=== Given exercise ===
Search the records below for the word "knowing" and show every line where it occurs.

=== Structured figure records ===
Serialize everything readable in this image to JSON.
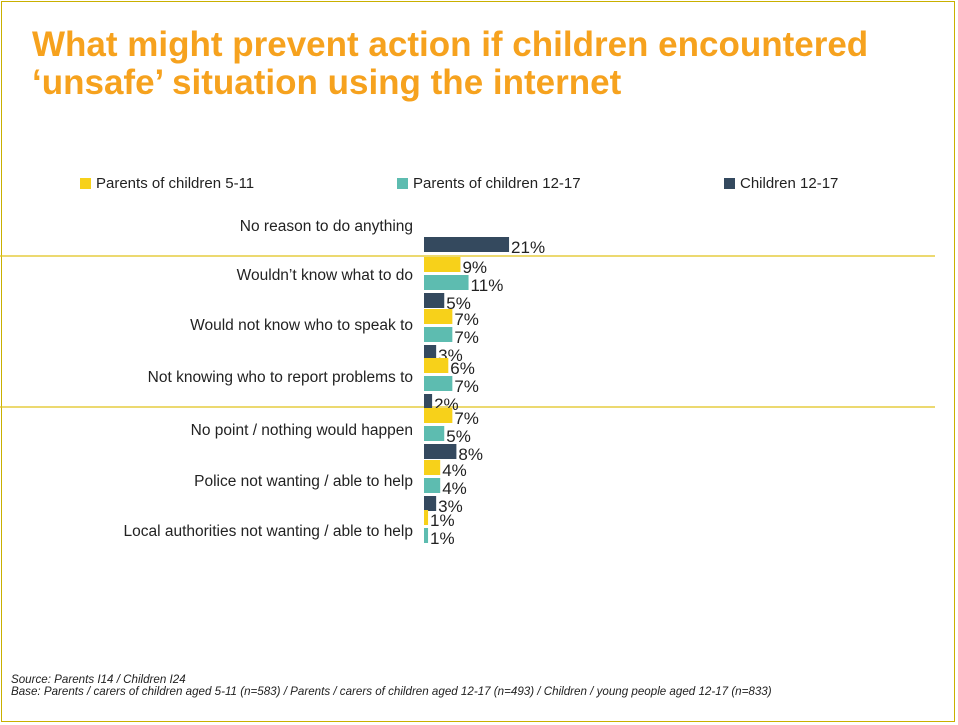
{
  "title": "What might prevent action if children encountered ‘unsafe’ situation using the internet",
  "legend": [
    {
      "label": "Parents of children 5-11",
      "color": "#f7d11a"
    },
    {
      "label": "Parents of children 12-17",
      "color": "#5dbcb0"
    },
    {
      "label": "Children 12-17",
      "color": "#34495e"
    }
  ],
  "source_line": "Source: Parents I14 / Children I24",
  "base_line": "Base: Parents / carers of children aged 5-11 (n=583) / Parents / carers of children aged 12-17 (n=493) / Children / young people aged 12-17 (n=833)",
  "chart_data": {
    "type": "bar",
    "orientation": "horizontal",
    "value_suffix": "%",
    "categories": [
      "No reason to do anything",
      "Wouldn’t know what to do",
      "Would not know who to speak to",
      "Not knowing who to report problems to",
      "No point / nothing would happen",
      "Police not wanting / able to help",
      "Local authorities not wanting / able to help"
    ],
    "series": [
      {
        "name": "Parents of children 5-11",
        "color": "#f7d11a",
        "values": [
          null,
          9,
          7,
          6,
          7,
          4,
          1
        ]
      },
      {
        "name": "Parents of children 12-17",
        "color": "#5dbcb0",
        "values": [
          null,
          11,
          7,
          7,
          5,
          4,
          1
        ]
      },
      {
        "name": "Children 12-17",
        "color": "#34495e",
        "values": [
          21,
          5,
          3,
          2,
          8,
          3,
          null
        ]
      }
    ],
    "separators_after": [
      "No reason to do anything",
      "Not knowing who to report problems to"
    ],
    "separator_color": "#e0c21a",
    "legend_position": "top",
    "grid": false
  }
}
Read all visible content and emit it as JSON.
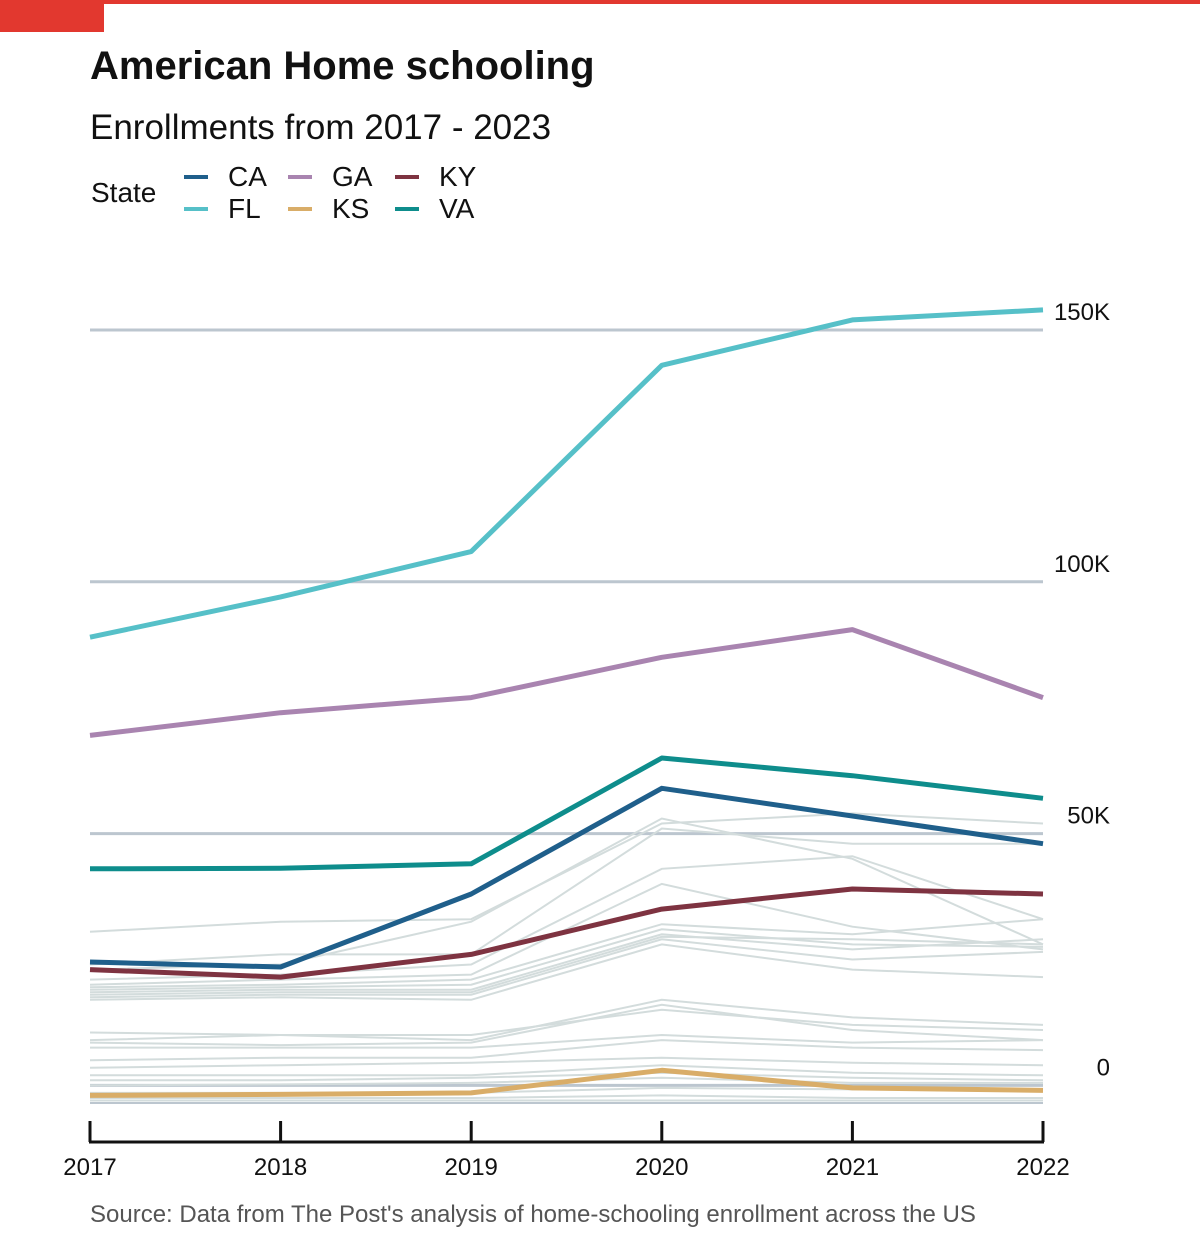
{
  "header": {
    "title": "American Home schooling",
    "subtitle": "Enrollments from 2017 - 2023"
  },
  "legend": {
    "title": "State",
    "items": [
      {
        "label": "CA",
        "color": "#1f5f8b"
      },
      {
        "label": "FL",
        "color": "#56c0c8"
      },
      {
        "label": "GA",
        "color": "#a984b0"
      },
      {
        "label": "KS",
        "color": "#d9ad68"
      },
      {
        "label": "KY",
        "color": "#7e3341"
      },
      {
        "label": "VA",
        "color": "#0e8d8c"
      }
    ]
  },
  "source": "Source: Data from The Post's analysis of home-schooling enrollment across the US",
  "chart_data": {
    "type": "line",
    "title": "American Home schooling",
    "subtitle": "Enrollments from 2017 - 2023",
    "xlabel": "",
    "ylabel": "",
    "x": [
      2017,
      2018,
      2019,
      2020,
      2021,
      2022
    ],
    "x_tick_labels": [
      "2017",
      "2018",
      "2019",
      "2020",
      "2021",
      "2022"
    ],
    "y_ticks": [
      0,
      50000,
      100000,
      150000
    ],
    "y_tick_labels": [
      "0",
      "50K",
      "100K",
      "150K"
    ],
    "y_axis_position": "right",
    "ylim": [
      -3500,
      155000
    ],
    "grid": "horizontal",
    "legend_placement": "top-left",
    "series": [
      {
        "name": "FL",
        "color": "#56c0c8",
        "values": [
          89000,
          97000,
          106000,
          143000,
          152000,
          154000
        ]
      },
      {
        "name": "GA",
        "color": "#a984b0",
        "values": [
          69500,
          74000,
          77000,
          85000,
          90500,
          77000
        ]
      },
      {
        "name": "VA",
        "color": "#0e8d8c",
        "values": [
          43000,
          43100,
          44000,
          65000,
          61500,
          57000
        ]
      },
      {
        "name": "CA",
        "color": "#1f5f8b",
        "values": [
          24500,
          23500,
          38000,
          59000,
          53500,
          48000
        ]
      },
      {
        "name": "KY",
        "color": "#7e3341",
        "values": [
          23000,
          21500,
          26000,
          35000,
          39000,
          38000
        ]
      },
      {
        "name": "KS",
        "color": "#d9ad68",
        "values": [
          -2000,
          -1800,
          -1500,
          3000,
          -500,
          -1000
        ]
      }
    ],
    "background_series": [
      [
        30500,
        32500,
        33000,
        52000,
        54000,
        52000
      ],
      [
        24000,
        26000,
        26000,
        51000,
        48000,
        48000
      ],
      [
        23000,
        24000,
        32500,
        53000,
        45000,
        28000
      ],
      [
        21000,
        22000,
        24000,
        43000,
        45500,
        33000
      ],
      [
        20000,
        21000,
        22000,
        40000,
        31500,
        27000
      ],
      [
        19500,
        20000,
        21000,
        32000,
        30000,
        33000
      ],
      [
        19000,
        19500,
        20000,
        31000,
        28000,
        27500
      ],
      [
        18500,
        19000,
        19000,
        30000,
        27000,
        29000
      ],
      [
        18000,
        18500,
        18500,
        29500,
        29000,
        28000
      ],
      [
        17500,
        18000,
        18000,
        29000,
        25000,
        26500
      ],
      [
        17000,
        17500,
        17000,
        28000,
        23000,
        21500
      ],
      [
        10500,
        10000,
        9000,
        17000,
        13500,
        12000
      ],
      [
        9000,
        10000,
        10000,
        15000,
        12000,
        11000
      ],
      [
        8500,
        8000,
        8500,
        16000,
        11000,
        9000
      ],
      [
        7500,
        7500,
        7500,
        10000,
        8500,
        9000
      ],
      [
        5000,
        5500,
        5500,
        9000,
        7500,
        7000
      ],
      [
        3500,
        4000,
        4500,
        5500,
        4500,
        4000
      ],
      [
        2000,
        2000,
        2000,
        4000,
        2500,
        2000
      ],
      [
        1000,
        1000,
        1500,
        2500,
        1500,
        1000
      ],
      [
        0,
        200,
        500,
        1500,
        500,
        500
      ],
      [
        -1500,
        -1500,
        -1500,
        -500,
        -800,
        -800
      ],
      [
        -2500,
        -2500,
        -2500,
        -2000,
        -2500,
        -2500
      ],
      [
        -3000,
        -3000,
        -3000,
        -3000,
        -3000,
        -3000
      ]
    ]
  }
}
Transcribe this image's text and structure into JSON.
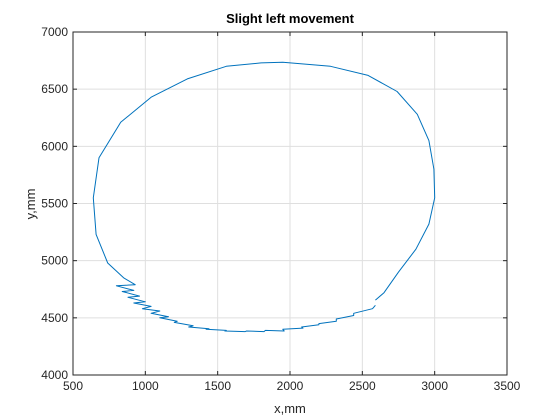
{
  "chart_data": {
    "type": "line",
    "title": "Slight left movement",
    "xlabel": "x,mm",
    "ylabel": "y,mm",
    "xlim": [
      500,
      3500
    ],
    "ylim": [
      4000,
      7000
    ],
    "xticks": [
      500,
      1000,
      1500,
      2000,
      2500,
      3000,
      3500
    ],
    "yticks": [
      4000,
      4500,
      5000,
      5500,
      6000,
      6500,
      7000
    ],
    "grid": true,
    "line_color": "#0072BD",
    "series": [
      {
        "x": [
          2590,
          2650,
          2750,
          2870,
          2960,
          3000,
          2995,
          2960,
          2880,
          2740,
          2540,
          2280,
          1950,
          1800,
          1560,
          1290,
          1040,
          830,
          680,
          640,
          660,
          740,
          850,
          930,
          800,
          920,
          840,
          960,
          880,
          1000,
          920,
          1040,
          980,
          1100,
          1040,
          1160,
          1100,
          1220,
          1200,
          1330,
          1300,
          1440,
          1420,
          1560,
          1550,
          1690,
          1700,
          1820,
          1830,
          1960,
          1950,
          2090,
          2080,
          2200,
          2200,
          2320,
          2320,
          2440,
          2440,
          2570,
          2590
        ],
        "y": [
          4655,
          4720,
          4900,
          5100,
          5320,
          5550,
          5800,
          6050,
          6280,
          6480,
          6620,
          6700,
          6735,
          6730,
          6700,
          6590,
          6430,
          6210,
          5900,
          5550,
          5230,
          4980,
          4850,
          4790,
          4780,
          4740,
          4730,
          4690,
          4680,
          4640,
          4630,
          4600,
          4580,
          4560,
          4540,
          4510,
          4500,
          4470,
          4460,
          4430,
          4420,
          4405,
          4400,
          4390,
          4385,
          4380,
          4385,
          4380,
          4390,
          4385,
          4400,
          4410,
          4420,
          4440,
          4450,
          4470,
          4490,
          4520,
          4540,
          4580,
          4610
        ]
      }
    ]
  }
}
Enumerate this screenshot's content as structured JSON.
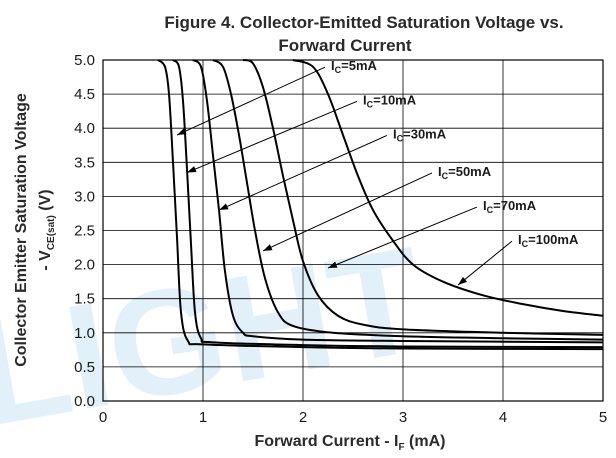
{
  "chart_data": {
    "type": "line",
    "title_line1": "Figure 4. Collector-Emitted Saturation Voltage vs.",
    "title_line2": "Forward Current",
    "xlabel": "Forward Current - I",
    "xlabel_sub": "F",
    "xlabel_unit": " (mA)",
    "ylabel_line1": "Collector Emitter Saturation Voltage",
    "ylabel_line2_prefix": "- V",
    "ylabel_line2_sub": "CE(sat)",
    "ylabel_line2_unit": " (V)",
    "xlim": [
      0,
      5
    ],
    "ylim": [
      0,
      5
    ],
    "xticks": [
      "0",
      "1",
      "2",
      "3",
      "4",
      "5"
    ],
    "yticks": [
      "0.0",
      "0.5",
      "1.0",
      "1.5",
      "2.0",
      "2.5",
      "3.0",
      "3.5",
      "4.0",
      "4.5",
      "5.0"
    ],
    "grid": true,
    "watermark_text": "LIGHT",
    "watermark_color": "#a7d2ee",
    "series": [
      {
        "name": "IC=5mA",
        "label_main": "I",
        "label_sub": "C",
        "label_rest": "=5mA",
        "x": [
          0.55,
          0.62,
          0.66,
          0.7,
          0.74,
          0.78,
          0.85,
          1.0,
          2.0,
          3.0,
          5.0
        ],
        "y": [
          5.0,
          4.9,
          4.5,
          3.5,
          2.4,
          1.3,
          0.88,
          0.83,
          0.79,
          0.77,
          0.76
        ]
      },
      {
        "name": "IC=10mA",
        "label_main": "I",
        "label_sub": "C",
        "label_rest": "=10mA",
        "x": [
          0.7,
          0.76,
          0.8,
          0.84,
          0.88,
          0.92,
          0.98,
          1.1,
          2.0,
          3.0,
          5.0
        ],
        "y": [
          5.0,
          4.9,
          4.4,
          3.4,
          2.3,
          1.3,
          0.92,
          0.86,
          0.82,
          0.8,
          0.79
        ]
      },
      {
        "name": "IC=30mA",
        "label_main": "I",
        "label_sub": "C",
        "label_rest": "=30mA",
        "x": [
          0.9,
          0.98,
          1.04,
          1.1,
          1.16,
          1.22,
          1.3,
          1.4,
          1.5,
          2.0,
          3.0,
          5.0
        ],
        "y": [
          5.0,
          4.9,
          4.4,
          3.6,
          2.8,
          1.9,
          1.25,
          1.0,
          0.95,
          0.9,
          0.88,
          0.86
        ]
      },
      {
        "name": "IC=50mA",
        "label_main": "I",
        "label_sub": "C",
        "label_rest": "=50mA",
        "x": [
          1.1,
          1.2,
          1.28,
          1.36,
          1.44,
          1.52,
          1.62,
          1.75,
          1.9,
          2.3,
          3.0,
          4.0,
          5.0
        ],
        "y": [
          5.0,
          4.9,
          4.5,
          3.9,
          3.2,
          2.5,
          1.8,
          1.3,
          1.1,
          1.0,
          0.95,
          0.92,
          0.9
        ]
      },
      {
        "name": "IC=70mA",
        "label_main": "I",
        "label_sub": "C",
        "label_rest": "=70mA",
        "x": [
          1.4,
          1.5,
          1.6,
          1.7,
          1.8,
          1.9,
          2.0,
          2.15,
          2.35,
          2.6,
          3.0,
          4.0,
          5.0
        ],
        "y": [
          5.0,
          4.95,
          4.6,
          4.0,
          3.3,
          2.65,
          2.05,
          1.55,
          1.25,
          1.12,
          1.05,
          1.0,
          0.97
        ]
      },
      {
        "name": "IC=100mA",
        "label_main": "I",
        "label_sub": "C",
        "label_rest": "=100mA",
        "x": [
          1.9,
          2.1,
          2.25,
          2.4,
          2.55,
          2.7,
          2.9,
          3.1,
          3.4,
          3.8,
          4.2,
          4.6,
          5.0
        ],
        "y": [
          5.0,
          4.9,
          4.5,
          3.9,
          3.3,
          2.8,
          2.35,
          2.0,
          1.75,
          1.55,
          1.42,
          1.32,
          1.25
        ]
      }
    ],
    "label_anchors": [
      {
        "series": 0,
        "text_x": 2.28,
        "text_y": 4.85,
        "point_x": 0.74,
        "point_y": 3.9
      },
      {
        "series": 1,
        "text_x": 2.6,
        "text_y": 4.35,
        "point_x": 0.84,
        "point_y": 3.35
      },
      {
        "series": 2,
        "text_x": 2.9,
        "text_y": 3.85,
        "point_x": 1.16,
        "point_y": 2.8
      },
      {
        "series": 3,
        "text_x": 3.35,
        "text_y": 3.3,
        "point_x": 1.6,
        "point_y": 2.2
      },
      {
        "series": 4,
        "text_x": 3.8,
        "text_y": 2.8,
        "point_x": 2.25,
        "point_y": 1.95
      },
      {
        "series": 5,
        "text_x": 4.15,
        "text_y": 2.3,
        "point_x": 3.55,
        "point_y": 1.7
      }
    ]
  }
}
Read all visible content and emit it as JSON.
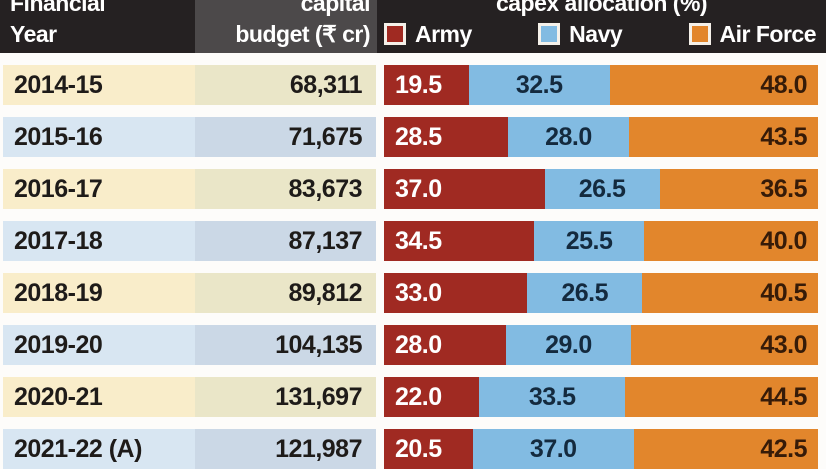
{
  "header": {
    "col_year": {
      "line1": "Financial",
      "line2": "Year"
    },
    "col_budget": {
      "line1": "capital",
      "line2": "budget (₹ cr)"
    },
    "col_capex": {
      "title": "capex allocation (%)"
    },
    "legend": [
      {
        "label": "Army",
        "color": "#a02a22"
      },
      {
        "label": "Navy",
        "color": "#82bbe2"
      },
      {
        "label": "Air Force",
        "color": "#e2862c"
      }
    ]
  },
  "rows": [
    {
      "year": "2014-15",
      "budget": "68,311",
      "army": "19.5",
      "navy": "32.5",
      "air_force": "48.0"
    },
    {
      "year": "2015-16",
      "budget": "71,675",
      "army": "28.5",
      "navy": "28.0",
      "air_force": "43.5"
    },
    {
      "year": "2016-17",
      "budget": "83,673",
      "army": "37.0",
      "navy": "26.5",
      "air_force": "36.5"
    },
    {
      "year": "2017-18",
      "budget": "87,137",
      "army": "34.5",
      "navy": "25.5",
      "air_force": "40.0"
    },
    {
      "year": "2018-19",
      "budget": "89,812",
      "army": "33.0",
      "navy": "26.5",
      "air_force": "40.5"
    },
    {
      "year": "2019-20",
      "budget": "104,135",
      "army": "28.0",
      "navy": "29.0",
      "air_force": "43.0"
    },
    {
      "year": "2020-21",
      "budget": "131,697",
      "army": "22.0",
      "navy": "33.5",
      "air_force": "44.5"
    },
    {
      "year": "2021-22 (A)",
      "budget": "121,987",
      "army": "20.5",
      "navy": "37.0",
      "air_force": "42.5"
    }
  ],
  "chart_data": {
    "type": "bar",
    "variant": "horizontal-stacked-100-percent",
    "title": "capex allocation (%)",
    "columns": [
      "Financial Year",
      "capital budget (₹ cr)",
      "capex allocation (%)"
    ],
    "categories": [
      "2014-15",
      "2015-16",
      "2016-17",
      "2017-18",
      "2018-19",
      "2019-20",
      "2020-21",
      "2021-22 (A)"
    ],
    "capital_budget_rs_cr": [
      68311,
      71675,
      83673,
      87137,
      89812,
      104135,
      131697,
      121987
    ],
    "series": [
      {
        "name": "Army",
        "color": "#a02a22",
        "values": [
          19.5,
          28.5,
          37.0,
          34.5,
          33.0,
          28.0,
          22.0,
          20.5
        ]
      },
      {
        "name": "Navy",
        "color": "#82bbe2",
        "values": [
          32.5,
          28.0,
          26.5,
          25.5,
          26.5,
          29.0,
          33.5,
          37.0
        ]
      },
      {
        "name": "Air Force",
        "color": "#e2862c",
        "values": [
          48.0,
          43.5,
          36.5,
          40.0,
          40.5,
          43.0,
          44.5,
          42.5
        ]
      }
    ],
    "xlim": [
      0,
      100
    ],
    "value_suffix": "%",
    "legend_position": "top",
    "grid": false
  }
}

=== Reply to the exercise ===
      "Not knowing who to report problems to",
      "Not knowing who to report problems to"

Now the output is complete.